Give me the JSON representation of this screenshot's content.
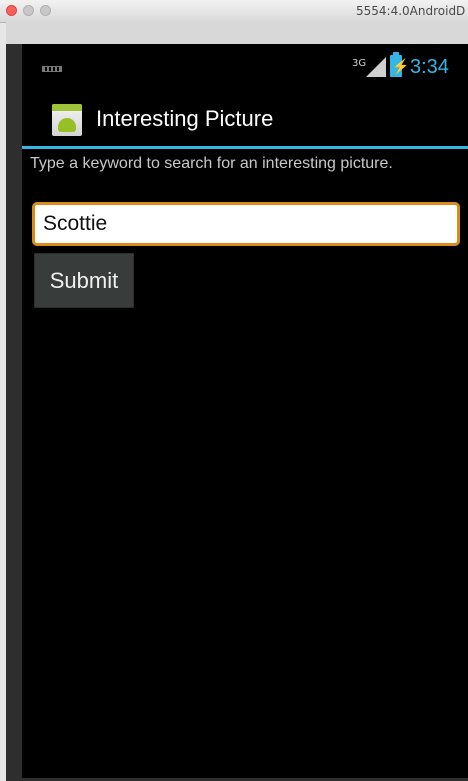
{
  "window": {
    "title": "5554:4.0AndroidD"
  },
  "status_bar": {
    "network_label": "3G",
    "clock": "3:34",
    "icons": [
      "keyboard-icon",
      "signal-icon",
      "battery-charging-icon"
    ]
  },
  "action_bar": {
    "title": "Interesting Picture",
    "icon": "android-app-icon",
    "accent_color": "#33b5e5"
  },
  "form": {
    "prompt": "Type a keyword to search for an interesting picture.",
    "keyword_value": "Scottie",
    "submit_label": "Submit",
    "input_focus_color": "#d98c1a"
  }
}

○ ○ ○ ○ ○

### Written request
Write out the listing above exactly as it stands, pictures excluded.

### Answer to this problem
Give me the JSON representation of this screenshot's content.
{
  "window": {
    "title": "5554:4.0AndroidD"
  },
  "status_bar": {
    "network_label": "3G",
    "clock": "3:34",
    "icons": [
      "keyboard-icon",
      "signal-icon",
      "battery-charging-icon"
    ]
  },
  "action_bar": {
    "title": "Interesting Picture",
    "icon": "android-app-icon",
    "accent_color": "#33b5e5"
  },
  "form": {
    "prompt": "Type a keyword to search for an interesting picture.",
    "keyword_value": "Scottie",
    "submit_label": "Submit",
    "input_focus_color": "#d98c1a"
  }
}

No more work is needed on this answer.